*To do*
Find every line in the records below that holds the word "What", and copy it out.

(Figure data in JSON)
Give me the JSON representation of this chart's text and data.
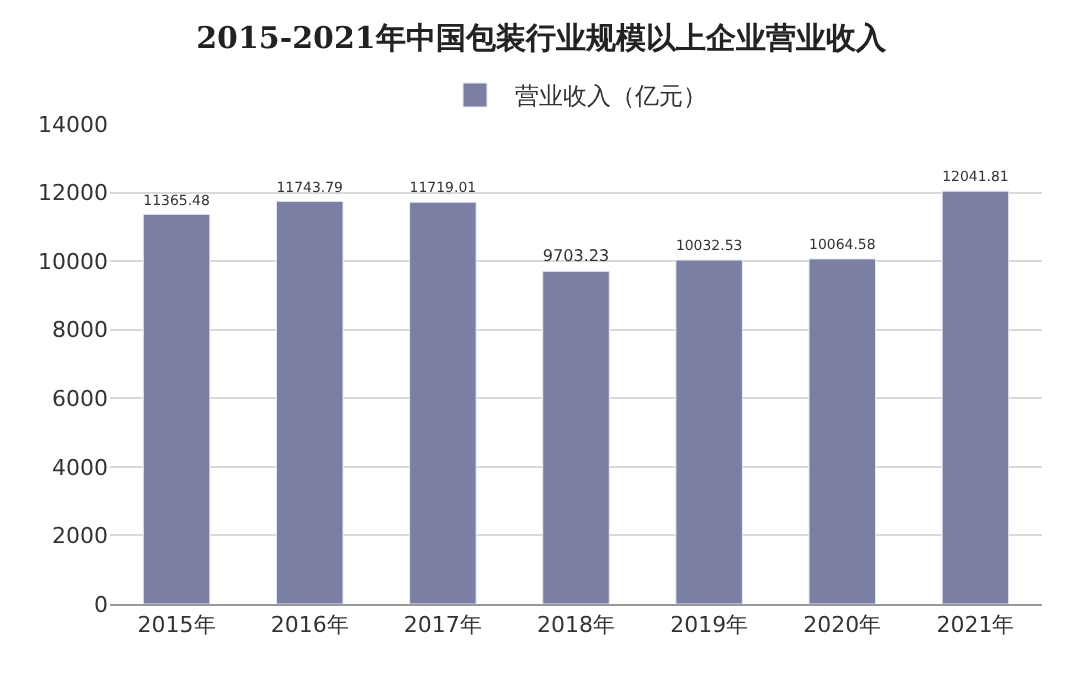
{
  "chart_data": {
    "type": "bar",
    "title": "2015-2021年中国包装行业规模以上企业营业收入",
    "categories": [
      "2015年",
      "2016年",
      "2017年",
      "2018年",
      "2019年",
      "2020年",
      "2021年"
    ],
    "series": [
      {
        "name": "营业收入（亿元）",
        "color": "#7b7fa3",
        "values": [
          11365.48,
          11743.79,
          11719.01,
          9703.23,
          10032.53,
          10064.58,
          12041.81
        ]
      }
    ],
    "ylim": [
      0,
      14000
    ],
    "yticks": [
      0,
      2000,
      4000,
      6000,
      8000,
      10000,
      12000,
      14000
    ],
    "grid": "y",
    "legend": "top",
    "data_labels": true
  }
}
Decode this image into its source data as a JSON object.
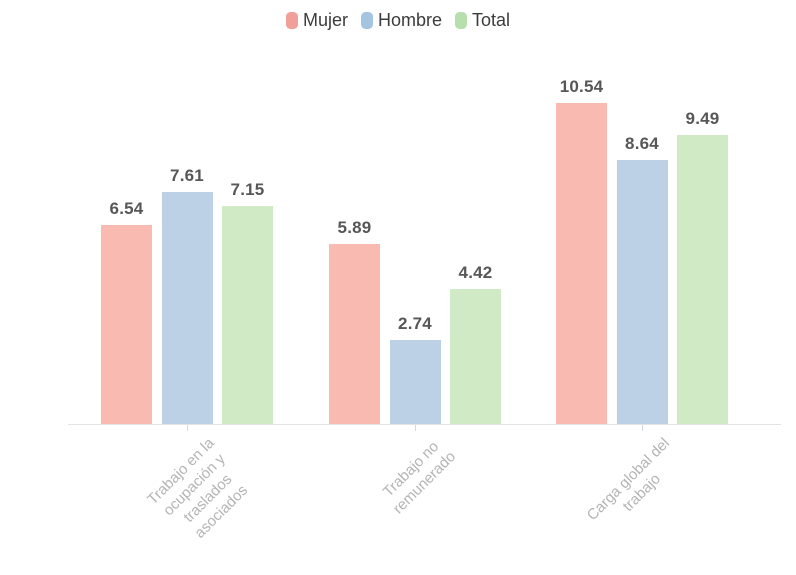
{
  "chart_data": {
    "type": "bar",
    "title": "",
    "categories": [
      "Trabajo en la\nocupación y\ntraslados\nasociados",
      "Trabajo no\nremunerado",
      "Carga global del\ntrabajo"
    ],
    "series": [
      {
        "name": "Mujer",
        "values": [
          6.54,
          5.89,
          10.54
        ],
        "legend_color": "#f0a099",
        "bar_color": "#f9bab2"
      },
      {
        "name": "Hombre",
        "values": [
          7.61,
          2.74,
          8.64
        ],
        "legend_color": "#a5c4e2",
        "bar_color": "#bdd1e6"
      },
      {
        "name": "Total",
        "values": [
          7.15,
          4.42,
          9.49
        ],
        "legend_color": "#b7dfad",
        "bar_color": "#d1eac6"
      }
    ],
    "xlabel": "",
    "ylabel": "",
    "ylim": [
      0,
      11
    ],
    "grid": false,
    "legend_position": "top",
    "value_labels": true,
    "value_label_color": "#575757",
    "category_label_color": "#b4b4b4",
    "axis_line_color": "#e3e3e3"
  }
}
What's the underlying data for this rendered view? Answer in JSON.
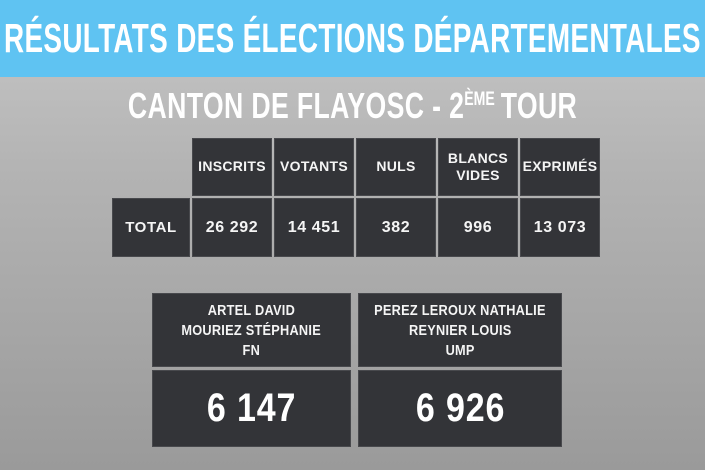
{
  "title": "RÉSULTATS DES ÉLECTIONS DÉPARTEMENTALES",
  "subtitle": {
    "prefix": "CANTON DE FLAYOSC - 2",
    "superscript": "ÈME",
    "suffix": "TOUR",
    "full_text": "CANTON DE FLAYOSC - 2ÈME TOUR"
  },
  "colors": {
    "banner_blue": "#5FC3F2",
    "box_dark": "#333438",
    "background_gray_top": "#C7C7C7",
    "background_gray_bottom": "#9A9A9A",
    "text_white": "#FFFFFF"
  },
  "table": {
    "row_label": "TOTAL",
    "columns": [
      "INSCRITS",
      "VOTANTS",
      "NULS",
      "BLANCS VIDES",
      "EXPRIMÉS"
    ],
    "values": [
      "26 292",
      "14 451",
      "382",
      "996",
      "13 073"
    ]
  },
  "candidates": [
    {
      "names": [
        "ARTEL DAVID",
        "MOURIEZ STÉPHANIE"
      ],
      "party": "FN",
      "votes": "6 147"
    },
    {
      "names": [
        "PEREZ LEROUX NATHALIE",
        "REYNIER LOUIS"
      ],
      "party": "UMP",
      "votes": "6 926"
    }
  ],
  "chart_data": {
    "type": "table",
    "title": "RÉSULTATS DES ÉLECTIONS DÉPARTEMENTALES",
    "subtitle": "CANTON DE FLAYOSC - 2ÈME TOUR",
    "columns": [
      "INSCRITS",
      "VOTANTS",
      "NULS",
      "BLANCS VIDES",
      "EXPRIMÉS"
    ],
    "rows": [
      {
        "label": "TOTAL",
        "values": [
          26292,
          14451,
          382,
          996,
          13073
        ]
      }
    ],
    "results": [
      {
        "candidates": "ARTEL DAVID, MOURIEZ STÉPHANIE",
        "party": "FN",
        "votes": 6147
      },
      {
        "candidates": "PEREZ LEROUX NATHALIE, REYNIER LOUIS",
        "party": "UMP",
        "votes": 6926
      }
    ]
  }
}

...

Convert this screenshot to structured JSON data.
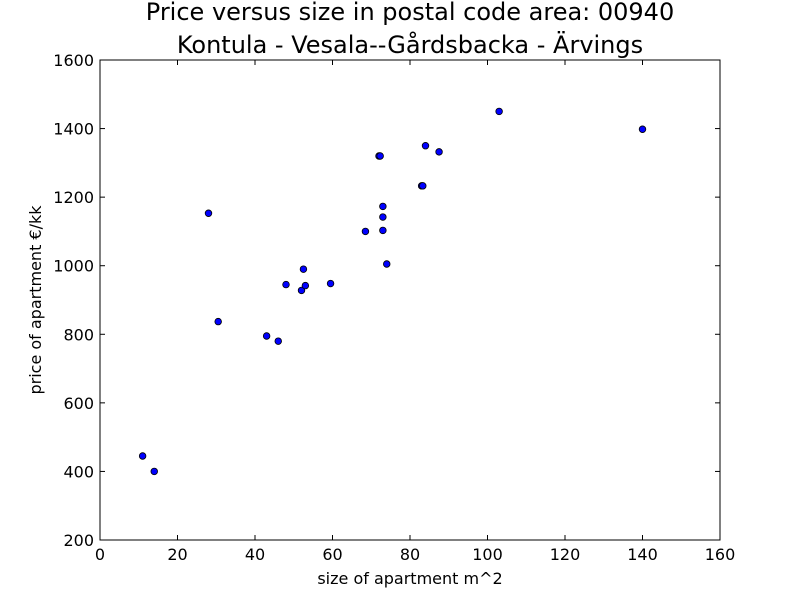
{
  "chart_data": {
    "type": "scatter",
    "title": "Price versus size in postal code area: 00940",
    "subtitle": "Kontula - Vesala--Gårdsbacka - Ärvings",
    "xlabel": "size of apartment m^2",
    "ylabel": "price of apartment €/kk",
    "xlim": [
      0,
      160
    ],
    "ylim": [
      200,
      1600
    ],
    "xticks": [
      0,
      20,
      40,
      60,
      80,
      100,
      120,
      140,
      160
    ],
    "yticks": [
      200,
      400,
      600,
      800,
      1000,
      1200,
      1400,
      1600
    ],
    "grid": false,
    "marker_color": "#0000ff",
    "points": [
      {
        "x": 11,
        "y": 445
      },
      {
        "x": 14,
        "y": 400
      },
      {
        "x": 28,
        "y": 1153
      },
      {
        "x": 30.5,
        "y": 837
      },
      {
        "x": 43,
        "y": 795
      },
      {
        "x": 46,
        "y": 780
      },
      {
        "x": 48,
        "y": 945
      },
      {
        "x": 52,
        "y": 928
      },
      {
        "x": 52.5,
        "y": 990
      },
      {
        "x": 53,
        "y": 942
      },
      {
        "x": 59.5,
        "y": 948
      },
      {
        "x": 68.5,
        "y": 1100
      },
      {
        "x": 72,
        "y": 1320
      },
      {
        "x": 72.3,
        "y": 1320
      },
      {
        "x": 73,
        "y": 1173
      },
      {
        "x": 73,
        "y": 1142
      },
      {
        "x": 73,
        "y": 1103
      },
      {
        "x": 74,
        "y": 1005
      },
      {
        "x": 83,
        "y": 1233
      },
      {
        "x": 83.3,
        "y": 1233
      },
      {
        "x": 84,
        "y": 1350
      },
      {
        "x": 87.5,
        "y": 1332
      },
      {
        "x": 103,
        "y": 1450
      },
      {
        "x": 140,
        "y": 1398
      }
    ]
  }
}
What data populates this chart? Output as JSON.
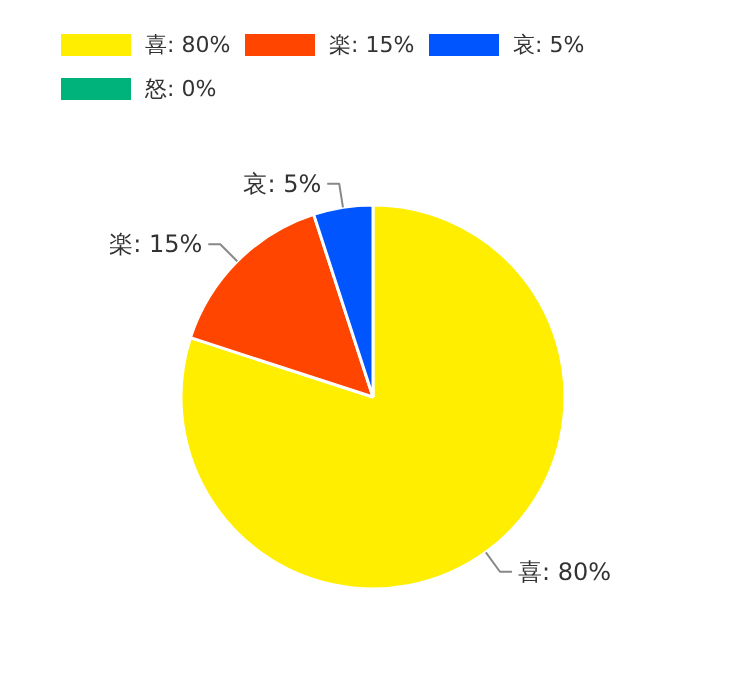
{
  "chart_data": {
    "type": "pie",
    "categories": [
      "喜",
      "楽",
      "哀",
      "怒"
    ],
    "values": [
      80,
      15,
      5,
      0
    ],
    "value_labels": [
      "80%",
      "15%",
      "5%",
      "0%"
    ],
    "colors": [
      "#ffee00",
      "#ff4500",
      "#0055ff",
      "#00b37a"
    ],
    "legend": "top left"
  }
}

*Answer to this problem*
What's the underlying data for this rendered view? Answer in JSON.
What data populates this chart? Output as JSON.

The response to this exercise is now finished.